Entries from a dataset
------------------------
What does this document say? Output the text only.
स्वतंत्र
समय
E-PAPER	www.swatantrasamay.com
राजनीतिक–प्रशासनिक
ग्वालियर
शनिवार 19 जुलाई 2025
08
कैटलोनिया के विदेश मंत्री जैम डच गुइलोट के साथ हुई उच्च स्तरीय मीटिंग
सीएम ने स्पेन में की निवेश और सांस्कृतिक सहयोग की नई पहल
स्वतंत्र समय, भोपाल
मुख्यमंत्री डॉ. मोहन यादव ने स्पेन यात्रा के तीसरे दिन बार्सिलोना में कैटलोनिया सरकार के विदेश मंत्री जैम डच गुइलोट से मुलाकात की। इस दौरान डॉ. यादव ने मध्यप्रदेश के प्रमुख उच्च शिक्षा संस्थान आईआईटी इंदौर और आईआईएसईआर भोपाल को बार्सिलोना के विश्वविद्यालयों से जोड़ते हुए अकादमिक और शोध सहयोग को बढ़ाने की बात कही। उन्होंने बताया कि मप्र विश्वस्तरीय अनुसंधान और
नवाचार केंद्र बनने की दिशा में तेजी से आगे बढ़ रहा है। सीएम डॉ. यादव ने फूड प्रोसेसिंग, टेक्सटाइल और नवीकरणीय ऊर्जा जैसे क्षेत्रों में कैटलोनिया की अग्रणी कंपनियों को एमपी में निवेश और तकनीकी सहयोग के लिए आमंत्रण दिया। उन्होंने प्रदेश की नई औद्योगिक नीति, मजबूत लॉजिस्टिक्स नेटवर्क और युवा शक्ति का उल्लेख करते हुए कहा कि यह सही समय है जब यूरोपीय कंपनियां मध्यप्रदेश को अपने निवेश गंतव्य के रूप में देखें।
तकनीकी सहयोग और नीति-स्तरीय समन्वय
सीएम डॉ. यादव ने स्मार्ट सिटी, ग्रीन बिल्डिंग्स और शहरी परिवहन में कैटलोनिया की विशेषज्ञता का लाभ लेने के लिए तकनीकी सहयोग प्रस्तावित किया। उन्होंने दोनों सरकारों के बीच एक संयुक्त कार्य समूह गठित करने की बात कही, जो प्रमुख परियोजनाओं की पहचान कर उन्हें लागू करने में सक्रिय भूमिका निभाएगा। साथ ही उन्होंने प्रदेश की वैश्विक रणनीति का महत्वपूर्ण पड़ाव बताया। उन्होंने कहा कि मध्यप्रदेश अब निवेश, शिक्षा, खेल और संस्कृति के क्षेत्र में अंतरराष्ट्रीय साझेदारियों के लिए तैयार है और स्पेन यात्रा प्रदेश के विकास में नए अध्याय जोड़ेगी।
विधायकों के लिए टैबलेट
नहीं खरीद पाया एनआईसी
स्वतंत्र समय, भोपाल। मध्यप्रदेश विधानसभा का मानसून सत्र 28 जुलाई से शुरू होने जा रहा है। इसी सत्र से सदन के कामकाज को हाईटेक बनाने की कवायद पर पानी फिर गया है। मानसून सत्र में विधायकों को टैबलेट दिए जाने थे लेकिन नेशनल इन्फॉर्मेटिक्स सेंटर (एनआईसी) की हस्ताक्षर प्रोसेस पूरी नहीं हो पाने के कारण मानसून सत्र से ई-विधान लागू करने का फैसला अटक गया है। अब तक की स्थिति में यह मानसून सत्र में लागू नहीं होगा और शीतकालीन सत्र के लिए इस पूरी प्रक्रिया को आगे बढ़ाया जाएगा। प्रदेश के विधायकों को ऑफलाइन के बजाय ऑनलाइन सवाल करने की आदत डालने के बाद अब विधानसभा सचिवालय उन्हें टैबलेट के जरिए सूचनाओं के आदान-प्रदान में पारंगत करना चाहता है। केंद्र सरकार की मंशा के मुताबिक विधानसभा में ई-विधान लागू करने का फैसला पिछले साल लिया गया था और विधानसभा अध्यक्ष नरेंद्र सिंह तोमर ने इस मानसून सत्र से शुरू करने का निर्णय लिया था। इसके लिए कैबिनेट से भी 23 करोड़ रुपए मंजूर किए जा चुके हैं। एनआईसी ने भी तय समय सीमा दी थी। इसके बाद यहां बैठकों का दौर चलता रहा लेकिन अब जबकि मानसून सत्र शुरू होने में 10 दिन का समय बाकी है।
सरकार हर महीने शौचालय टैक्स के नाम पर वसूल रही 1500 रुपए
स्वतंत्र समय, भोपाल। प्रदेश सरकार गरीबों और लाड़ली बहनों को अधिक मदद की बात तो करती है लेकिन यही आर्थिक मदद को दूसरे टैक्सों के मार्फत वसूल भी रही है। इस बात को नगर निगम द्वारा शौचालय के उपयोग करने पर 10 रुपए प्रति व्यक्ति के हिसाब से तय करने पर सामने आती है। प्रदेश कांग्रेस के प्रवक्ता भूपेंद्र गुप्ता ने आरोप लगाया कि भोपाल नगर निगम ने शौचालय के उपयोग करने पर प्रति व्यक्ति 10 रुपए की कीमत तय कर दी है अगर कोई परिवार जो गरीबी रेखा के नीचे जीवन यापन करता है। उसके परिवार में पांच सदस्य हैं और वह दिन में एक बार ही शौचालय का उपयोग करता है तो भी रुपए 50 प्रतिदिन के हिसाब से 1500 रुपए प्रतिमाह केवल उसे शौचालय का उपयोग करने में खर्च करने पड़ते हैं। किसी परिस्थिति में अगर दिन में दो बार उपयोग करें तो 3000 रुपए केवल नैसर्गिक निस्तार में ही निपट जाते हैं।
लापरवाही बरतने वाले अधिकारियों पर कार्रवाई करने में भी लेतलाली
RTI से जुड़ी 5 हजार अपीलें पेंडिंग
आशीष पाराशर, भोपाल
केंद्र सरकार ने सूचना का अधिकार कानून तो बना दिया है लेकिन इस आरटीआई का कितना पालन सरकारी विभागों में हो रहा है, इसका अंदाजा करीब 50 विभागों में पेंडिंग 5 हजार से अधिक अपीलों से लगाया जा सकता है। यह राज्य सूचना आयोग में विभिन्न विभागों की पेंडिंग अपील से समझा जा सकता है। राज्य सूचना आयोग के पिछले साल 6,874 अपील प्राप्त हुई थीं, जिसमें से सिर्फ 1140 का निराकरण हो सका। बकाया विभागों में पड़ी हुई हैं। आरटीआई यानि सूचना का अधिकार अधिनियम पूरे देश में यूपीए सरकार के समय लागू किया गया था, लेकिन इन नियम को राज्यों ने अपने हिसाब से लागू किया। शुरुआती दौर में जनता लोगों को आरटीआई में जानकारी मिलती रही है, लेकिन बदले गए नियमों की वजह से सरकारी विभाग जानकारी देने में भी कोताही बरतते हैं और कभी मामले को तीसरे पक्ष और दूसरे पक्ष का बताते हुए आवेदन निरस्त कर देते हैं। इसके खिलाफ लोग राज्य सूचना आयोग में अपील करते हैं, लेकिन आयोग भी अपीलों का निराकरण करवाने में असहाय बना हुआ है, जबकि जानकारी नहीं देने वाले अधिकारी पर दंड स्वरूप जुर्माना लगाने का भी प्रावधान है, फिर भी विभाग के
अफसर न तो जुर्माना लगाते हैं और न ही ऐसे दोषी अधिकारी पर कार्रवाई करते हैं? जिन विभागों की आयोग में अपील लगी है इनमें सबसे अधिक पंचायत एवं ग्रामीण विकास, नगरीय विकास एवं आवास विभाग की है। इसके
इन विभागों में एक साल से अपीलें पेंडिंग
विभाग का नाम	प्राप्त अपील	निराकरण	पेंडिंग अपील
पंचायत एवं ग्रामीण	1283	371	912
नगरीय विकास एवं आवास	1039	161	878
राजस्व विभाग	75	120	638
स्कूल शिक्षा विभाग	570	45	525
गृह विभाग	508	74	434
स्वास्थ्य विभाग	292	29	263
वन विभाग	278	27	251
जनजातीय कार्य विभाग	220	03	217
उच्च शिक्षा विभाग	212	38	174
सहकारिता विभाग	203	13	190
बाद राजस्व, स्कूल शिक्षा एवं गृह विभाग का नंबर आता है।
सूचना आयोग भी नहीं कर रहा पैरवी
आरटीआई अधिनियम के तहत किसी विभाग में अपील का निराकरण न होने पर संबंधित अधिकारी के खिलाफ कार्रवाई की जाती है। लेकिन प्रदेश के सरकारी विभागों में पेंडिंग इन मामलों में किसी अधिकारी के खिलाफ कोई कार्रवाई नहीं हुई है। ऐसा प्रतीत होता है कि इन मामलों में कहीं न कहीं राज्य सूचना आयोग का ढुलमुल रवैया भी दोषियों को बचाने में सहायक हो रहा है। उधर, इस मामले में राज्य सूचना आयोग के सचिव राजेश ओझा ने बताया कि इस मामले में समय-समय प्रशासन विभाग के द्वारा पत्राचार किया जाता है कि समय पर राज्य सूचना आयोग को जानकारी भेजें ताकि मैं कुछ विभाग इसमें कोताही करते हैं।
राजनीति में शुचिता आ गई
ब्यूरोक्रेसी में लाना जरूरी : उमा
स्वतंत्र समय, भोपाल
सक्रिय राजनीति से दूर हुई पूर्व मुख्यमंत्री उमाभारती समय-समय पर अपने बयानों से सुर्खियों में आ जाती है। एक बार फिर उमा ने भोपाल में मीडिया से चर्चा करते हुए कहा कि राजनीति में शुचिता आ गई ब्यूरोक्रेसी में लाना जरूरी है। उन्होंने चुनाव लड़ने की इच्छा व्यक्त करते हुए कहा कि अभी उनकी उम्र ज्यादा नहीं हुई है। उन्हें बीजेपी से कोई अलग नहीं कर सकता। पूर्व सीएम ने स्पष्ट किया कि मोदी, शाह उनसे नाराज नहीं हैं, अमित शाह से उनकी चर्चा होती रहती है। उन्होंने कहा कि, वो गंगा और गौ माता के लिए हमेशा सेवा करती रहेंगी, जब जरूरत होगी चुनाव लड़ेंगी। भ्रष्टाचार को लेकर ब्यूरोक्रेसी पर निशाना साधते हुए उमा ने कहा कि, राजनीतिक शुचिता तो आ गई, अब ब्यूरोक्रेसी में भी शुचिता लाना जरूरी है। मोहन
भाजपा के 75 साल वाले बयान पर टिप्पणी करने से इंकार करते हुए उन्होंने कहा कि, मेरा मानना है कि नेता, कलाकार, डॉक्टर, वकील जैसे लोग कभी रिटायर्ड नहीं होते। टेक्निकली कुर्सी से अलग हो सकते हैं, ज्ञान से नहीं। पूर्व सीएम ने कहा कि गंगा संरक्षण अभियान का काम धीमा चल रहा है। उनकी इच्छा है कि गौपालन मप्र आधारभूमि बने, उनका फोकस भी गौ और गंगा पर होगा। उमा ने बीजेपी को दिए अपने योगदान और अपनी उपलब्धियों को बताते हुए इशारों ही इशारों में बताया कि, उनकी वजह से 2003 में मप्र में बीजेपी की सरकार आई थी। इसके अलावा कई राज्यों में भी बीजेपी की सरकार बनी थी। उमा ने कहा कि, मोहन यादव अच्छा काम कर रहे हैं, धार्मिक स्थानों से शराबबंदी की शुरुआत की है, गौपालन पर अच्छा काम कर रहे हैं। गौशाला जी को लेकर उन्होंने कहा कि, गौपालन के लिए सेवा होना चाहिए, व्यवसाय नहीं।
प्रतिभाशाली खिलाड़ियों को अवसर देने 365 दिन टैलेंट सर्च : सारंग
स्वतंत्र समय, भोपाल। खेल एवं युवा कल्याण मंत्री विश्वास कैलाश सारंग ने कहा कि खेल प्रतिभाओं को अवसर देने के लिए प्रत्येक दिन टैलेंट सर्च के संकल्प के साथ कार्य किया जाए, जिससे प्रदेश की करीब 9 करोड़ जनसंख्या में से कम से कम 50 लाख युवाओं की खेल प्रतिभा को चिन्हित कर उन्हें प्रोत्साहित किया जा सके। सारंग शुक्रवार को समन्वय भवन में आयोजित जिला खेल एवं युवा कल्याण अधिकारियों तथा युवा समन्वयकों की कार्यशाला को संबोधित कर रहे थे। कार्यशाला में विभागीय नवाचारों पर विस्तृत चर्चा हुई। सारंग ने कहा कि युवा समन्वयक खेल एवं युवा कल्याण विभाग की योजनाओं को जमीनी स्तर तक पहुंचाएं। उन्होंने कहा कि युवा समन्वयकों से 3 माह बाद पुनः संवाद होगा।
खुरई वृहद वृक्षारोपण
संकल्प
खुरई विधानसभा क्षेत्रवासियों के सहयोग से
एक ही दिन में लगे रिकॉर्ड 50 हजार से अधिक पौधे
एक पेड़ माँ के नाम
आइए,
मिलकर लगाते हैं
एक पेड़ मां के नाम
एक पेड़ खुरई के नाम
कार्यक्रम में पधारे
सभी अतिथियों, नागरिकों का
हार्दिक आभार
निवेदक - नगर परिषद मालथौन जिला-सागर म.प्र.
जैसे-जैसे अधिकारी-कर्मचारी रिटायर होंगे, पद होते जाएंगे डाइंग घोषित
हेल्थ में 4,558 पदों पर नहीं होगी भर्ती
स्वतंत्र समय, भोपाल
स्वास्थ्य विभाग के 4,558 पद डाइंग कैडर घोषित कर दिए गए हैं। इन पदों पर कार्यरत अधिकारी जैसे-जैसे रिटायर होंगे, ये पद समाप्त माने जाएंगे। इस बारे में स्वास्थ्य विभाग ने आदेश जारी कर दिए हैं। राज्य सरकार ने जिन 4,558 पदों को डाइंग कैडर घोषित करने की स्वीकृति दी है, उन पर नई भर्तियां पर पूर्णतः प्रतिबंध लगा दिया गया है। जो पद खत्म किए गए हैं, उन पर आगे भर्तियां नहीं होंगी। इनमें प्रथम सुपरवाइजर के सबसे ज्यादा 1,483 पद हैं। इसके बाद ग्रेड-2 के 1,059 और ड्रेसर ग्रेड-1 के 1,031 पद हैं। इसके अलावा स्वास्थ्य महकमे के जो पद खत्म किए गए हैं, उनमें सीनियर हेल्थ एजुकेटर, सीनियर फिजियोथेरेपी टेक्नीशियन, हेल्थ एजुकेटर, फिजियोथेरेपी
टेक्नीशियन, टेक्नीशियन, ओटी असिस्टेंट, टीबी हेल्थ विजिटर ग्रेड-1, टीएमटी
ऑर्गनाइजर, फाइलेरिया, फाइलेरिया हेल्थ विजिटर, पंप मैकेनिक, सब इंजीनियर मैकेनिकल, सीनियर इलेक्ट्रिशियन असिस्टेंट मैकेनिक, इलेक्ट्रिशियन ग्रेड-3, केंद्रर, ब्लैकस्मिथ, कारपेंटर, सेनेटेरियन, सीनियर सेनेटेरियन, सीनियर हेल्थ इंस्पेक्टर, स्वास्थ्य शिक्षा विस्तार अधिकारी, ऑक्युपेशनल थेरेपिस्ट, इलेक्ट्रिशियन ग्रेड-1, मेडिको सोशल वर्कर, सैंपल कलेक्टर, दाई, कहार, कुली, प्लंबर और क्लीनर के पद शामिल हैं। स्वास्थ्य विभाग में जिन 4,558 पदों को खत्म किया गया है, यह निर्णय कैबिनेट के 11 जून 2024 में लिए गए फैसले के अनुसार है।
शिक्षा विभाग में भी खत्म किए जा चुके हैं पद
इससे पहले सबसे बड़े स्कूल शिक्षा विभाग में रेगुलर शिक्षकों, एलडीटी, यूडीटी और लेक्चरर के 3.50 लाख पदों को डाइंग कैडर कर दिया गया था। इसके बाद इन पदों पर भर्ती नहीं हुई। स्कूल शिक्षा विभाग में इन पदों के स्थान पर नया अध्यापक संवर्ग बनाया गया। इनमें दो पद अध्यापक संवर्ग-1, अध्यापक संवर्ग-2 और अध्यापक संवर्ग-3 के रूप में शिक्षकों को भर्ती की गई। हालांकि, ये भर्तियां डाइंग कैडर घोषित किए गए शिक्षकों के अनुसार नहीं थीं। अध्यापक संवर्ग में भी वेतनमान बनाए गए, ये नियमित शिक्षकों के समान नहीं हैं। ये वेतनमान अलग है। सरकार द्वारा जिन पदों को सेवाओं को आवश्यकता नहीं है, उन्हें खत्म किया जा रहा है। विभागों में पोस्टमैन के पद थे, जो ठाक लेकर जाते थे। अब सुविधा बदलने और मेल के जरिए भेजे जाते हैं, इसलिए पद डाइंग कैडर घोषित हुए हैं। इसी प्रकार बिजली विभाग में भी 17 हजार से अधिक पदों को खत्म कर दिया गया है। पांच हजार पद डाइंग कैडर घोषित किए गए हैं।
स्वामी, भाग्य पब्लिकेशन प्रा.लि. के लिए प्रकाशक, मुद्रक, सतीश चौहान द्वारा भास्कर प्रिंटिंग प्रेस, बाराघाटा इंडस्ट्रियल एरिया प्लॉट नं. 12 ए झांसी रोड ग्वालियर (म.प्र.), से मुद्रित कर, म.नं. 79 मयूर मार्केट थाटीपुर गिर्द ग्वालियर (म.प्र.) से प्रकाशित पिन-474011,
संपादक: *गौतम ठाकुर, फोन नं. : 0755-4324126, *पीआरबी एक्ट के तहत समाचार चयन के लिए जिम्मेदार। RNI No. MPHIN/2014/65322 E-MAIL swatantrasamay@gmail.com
------------------------
= Problem description =
Find the lines containing "swatantrasamay" and list every one of them.

= Solution to the exercise =
E-PAPER	www.swatantrasamay.com
संपादक: *गौतम ठाकुर, फोन नं. : 0755-4324126, *पीआरबी एक्ट के तहत समाचार चयन के लिए जिम्मेदार। RNI No. MPHIN/2014/65322 E-MAIL swatantrasamay@gmail.com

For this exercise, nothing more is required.